## Work required
Restate each of the lines given below, word for word.

* START *

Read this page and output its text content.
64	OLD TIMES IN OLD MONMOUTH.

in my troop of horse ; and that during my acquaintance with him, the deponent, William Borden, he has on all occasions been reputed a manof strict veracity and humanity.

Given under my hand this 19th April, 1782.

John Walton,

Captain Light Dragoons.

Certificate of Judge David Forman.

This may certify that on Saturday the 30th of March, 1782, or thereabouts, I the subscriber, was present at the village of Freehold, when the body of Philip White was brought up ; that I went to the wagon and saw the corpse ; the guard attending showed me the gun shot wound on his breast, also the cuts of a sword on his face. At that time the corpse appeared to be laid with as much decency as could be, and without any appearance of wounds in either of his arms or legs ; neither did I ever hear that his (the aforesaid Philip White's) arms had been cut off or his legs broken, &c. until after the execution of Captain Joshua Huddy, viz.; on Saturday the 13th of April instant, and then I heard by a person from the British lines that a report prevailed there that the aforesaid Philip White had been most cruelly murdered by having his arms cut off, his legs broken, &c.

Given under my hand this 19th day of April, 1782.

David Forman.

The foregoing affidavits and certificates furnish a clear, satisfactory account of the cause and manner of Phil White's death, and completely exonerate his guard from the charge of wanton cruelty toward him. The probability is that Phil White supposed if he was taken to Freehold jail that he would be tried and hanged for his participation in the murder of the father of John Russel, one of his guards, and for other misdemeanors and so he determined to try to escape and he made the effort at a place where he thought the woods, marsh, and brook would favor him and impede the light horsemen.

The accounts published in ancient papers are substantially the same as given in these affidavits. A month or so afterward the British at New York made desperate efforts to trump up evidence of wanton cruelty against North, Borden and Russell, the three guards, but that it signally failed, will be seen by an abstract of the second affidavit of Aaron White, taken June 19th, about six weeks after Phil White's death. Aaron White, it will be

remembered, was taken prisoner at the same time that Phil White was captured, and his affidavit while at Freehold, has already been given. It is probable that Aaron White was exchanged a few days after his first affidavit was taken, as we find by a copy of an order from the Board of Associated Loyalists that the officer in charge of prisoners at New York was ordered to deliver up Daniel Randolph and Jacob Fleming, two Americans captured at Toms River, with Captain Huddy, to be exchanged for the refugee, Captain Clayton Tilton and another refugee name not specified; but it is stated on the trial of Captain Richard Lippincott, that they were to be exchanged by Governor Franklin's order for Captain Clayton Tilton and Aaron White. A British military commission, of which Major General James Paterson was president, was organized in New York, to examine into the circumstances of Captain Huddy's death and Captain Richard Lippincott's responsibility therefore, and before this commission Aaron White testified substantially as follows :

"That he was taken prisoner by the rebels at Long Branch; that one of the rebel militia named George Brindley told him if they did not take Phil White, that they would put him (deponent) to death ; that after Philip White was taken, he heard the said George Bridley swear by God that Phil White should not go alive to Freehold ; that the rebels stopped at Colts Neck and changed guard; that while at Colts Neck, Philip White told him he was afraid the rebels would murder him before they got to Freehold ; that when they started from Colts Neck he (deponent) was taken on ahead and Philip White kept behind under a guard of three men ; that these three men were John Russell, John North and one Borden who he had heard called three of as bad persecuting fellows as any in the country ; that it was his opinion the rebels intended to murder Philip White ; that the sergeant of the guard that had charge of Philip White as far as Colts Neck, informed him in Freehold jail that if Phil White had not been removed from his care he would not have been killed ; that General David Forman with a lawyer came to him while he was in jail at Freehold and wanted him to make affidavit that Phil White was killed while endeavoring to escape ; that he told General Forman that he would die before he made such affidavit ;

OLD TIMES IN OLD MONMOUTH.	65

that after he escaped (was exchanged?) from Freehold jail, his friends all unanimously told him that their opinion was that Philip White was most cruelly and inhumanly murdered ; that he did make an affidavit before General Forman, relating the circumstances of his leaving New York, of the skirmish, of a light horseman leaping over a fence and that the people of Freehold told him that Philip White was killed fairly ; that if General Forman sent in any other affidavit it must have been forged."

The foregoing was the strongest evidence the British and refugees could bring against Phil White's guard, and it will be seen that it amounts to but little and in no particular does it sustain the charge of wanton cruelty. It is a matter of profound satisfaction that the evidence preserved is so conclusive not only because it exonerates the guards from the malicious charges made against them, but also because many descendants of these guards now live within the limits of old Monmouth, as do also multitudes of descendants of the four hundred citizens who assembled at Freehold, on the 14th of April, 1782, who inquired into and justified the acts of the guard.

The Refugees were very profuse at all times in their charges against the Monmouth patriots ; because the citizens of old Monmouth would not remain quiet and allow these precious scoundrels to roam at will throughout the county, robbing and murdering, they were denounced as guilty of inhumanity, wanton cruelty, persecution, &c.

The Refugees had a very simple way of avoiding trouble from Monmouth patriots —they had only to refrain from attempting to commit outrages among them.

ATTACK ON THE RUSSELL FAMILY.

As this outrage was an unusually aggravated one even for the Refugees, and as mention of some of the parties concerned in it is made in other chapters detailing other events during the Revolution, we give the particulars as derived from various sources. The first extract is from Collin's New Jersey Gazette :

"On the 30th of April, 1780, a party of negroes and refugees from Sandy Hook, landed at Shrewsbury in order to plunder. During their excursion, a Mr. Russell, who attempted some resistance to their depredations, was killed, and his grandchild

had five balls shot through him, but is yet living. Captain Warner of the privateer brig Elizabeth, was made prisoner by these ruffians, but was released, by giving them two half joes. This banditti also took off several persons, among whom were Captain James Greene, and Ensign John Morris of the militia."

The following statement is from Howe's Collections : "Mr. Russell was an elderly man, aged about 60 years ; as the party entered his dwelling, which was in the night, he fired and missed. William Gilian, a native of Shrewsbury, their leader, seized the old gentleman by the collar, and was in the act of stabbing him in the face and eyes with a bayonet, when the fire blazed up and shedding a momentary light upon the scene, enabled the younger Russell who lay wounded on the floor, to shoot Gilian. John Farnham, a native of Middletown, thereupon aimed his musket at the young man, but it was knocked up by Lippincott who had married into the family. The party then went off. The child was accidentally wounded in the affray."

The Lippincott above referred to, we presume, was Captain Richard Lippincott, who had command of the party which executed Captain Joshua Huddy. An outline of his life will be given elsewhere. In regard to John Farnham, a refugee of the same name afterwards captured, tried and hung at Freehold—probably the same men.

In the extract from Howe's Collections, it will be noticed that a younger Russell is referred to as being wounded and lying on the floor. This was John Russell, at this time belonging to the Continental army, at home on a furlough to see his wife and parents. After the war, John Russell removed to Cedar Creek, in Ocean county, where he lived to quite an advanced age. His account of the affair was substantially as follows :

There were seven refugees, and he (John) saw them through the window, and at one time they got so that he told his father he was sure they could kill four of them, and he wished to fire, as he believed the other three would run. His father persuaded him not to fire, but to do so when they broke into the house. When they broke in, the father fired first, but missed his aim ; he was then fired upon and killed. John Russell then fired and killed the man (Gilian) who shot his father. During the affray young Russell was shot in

* END *

## Complete response
Read this page and output its text content.
64	OLD TIMES IN OLD MONMOUTH.

in my troop of horse ; and that during my acquaintance with him, the deponent, William Borden, he has on all occasions been reputed a manof strict veracity and humanity.

Given under my hand this 19th April, 1782.

John Walton,

Captain Light Dragoons.

Certificate of Judge David Forman.

This may certify that on Saturday the 30th of March, 1782, or thereabouts, I the subscriber, was present at the village of Freehold, when the body of Philip White was brought up ; that I went to the wagon and saw the corpse ; the guard attending showed me the gun shot wound on his breast, also the cuts of a sword on his face. At that time the corpse appeared to be laid with as much decency as could be, and without any appearance of wounds in either of his arms or legs ; neither did I ever hear that his (the aforesaid Philip White's) arms had been cut off or his legs broken, &c. until after the execution of Captain Joshua Huddy, viz.; on Saturday the 13th of April instant, and then I heard by a person from the British lines that a report prevailed there that the aforesaid Philip White had been most cruelly murdered by having his arms cut off, his legs broken, &c.

Given under my hand this 19th day of April, 1782.

David Forman.

The foregoing affidavits and certificates furnish a clear, satisfactory account of the cause and manner of Phil White's death, and completely exonerate his guard from the charge of wanton cruelty toward him. The probability is that Phil White supposed if he was taken to Freehold jail that he would be tried and hanged for his participation in the murder of the father of John Russel, one of his guards, and for other misdemeanors and so he determined to try to escape and he made the effort at a place where he thought the woods, marsh, and brook would favor him and impede the light horsemen.

The accounts published in ancient papers are substantially the same as given in these affidavits. A month or so afterward the British at New York made desperate efforts to trump up evidence of wanton cruelty against North, Borden and Russell, the three guards, but that it signally failed, will be seen by an abstract of the second affidavit of Aaron White, taken June 19th, about six weeks after Phil White's death. Aaron White, it will be

remembered, was taken prisoner at the same time that Phil White was captured, and his affidavit while at Freehold, has already been given. It is probable that Aaron White was exchanged a few days after his first affidavit was taken, as we find by a copy of an order from the Board of Associated Loyalists that the officer in charge of prisoners at New York was ordered to deliver up Daniel Randolph and Jacob Fleming, two Americans captured at Toms River, with Captain Huddy, to be exchanged for the refugee, Captain Clayton Tilton and another refugee name not specified; but it is stated on the trial of Captain Richard Lippincott, that they were to be exchanged by Governor Franklin's order for Captain Clayton Tilton and Aaron White. A British military commission, of which Major General James Paterson was president, was organized in New York, to examine into the circumstances of Captain Huddy's death and Captain Richard Lippincott's responsibility therefore, and before this commission Aaron White testified substantially as follows :

"That he was taken prisoner by the rebels at Long Branch; that one of the rebel militia named George Brindley told him if they did not take Phil White, that they would put him (deponent) to death ; that after Philip White was taken, he heard the said George Bridley swear by God that Phil White should not go alive to Freehold ; that the rebels stopped at Colts Neck and changed guard; that while at Colts Neck, Philip White told him he was afraid the rebels would murder him before they got to Freehold ; that when they started from Colts Neck he (deponent) was taken on ahead and Philip White kept behind under a guard of three men ; that these three men were John Russell, John North and one Borden who he had heard called three of as bad persecuting fellows as any in the country ; that it was his opinion the rebels intended to murder Philip White ; that the sergeant of the guard that had charge of Philip White as far as Colts Neck, informed him in Freehold jail that if Phil White had not been removed from his care he would not have been killed ; that General David Forman with a lawyer came to him while he was in jail at Freehold and wanted him to make affidavit that Phil White was killed while endeavoring to escape ; that he told General Forman that he would die before he made such affidavit ;

OLD TIMES IN OLD MONMOUTH.	65

that after he escaped (was exchanged?) from Freehold jail, his friends all unanimously told him that their opinion was that Philip White was most cruelly and inhumanly murdered ; that he did make an affidavit before General Forman, relating the circumstances of his leaving New York, of the skirmish, of a light horseman leaping over a fence and that the people of Freehold told him that Philip White was killed fairly ; that if General Forman sent in any other affidavit it must have been forged."

The foregoing was the strongest evidence the British and refugees could bring against Phil White's guard, and it will be seen that it amounts to but little and in no particular does it sustain the charge of wanton cruelty. It is a matter of profound satisfaction that the evidence preserved is so conclusive not only because it exonerates the guards from the malicious charges made against them, but also because many descendants of these guards now live within the limits of old Monmouth, as do also multitudes of descendants of the four hundred citizens who assembled at Freehold, on the 14th of April, 1782, who inquired into and justified the acts of the guard.

The Refugees were very profuse at all times in their charges against the Monmouth patriots ; because the citizens of old Monmouth would not remain quiet and allow these precious scoundrels to roam at will throughout the county, robbing and murdering, they were denounced as guilty of inhumanity, wanton cruelty, persecution, &c.

The Refugees had a very simple way of avoiding trouble from Monmouth patriots —they had only to refrain from attempting to commit outrages among them.

ATTACK ON THE RUSSELL FAMILY.

As this outrage was an unusually aggravated one even for the Refugees, and as mention of some of the parties concerned in it is made in other chapters detailing other events during the Revolution, we give the particulars as derived from various sources. The first extract is from Collin's New Jersey Gazette :

"On the 30th of April, 1780, a party of negroes and refugees from Sandy Hook, landed at Shrewsbury in order to plunder. During their excursion, a Mr. Russell, who attempted some resistance to their depredations, was killed, and his grandchild

had five balls shot through him, but is yet living. Captain Warner of the privateer brig Elizabeth, was made prisoner by these ruffians, but was released, by giving them two half joes. This banditti also took off several persons, among whom were Captain James Greene, and Ensign John Morris of the militia."

The following statement is from Howe's Collections : "Mr. Russell was an elderly man, aged about 60 years ; as the party entered his dwelling, which was in the night, he fired and missed. William Gilian, a native of Shrewsbury, their leader, seized the old gentleman by the collar, and was in the act of stabbing him in the face and eyes with a bayonet, when the fire blazed up and shedding a momentary light upon the scene, enabled the younger Russell who lay wounded on the floor, to shoot Gilian. John Farnham, a native of Middletown, thereupon aimed his musket at the young man, but it was knocked up by Lippincott who had married into the family. The party then went off. The child was accidentally wounded in the affray."

The Lippincott above referred to, we presume, was Captain Richard Lippincott, who had command of the party which executed Captain Joshua Huddy. An outline of his life will be given elsewhere. In regard to John Farnham, a refugee of the same name afterwards captured, tried and hung at Freehold—probably the same men.

In the extract from Howe's Collections, it will be noticed that a younger Russell is referred to as being wounded and lying on the floor. This was John Russell, at this time belonging to the Continental army, at home on a furlough to see his wife and parents. After the war, John Russell removed to Cedar Creek, in Ocean county, where he lived to quite an advanced age. His account of the affair was substantially as follows :

There were seven refugees, and he (John) saw them through the window, and at one time they got so that he told his father he was sure they could kill four of them, and he wished to fire, as he believed the other three would run. His father persuaded him not to fire, but to do so when they broke into the house. When they broke in, the father fired first, but missed his aim ; he was then fired upon and killed. John Russell then fired and killed the man (Gilian) who shot his father. During the affray young Russell was shot in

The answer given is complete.